* _TASK TO CARRY OUT_
Lift out each line of the data that holds "marker".

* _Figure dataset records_
· · ·

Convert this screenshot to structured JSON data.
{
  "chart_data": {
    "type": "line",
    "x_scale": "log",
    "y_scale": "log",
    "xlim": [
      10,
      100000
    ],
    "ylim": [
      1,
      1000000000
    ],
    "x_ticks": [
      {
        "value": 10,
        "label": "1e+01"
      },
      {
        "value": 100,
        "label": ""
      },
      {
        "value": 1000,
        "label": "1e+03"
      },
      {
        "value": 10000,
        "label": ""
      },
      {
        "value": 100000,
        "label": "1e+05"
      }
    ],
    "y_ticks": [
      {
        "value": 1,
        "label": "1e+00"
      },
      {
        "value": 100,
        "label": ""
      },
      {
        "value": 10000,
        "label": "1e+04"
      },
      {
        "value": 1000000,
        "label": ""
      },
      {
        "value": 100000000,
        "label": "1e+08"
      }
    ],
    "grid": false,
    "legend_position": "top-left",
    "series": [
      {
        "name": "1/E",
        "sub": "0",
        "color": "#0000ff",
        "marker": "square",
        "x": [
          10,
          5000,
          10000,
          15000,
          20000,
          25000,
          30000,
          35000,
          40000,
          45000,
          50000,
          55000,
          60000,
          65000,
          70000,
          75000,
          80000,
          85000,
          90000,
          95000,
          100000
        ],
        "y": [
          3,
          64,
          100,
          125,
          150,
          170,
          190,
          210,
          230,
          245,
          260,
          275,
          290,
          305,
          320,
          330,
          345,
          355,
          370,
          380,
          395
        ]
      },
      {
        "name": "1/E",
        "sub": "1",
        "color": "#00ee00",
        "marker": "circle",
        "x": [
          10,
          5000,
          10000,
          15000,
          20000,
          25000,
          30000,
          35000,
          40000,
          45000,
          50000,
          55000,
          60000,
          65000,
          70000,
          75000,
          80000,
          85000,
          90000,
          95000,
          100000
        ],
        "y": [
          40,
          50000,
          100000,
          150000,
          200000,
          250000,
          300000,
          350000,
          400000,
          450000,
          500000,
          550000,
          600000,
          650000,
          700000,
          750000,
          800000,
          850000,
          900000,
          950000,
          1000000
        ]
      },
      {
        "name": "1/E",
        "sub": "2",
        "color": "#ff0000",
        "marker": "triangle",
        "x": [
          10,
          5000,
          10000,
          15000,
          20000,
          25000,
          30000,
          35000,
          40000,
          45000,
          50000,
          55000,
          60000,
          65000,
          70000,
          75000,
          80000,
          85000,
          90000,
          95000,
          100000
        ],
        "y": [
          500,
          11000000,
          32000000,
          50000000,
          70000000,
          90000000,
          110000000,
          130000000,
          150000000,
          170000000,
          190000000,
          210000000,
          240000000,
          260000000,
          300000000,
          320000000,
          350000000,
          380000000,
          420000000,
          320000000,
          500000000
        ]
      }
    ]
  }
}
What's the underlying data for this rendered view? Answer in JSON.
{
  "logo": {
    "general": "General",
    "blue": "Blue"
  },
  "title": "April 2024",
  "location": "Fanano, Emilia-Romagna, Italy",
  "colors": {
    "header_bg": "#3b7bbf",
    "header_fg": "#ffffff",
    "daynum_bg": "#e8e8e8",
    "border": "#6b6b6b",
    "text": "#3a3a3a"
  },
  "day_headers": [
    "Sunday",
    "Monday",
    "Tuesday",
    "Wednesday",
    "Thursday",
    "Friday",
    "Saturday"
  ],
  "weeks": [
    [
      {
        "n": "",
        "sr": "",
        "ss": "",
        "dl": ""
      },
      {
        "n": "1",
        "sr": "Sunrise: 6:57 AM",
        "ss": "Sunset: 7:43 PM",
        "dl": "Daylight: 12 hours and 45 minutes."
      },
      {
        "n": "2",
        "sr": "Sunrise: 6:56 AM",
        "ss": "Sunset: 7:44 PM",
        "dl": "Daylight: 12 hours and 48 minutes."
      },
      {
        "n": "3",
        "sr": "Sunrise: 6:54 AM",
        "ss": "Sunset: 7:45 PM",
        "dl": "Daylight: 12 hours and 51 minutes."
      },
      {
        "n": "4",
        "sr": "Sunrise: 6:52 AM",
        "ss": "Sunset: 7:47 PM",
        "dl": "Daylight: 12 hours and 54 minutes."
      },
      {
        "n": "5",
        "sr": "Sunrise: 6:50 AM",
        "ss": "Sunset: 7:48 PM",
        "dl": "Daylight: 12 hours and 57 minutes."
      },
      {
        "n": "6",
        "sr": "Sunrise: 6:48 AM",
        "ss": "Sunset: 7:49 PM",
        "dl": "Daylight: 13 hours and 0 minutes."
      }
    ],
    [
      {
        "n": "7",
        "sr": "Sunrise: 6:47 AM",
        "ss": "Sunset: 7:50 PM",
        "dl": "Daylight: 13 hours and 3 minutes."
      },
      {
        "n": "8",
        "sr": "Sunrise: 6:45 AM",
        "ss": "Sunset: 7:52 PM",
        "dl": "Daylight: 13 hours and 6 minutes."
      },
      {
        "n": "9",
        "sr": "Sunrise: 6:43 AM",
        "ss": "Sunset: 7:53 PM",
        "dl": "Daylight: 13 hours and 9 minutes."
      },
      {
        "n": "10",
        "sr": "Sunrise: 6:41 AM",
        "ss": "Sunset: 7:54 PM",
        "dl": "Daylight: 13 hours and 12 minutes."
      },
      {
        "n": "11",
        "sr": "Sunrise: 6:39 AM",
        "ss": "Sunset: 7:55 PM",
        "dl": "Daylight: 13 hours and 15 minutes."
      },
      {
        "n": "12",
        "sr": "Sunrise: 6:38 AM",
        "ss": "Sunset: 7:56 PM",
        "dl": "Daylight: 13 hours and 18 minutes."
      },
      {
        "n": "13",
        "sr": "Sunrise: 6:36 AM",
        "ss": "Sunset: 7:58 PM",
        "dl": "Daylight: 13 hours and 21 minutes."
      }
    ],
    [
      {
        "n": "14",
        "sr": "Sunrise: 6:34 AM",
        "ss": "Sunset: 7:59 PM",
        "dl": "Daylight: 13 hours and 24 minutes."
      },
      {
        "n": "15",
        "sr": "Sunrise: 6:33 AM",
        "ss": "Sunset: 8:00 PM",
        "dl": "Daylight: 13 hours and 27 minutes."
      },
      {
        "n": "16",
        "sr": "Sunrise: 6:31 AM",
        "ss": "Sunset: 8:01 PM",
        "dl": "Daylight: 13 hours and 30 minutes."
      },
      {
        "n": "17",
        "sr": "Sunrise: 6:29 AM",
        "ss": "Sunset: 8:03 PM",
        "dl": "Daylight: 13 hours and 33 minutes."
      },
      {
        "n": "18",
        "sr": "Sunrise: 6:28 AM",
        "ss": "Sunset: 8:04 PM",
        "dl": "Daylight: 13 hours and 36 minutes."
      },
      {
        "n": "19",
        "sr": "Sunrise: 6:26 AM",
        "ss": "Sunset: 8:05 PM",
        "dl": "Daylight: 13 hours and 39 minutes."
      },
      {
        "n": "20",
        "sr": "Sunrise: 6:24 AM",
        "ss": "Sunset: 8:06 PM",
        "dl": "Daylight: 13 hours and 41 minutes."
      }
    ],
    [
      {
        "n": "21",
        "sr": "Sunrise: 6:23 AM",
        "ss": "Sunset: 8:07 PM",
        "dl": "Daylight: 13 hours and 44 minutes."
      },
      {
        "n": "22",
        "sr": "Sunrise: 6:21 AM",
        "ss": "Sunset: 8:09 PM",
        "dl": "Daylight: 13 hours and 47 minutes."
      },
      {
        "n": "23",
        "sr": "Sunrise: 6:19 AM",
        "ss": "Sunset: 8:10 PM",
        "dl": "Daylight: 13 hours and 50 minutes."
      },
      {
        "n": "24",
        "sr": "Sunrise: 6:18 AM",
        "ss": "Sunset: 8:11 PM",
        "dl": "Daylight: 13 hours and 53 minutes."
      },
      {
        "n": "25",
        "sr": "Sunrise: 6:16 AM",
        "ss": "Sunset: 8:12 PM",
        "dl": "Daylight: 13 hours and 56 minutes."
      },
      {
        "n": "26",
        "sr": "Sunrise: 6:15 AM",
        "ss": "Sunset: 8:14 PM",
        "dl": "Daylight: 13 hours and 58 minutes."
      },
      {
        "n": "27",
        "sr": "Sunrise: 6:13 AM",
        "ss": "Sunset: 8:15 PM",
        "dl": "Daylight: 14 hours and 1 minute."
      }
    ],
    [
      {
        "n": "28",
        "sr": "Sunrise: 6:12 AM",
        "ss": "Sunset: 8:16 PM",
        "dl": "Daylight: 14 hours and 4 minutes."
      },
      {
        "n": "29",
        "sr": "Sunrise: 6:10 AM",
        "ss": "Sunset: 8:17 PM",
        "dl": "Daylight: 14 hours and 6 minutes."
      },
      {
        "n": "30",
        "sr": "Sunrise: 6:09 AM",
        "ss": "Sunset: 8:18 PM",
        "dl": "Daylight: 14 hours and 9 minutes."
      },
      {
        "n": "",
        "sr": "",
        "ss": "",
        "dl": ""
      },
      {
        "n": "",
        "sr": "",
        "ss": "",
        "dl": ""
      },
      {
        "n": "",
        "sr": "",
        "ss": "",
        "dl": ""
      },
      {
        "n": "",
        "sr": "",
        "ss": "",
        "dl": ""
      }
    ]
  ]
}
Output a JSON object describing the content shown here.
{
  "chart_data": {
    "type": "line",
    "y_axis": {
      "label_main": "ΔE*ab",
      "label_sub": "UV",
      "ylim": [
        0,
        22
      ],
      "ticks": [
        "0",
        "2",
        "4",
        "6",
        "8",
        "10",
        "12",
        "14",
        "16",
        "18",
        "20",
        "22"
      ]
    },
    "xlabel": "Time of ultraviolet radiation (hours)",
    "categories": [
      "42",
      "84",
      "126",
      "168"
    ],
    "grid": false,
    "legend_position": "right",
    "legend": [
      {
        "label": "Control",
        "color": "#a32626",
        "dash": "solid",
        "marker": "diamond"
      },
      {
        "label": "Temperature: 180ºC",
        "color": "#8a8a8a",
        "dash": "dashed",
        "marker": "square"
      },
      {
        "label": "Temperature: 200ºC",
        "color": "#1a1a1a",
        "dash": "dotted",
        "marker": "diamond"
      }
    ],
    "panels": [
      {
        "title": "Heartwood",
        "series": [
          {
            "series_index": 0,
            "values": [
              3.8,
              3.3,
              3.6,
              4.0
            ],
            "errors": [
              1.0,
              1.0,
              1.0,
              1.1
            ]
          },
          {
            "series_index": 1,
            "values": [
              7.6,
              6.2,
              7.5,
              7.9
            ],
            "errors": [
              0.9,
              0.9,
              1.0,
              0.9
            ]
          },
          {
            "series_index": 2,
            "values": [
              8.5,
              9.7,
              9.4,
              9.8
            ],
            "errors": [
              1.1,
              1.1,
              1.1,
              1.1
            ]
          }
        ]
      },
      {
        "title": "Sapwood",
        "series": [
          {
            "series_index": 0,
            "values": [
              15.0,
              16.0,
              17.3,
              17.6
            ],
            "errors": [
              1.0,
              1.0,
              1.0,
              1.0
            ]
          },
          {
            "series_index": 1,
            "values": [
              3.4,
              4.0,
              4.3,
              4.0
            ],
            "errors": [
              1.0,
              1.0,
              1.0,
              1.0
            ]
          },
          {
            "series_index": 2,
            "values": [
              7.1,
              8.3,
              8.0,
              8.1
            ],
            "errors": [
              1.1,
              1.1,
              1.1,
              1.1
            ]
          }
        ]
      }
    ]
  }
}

· · ·

* _EXERCISE ANSWER_
        "marker": "square",
        "marker": "circle",
        "marker": "triangle",
        "marker": "diamond"
        "marker": "square"
        "marker": "diamond"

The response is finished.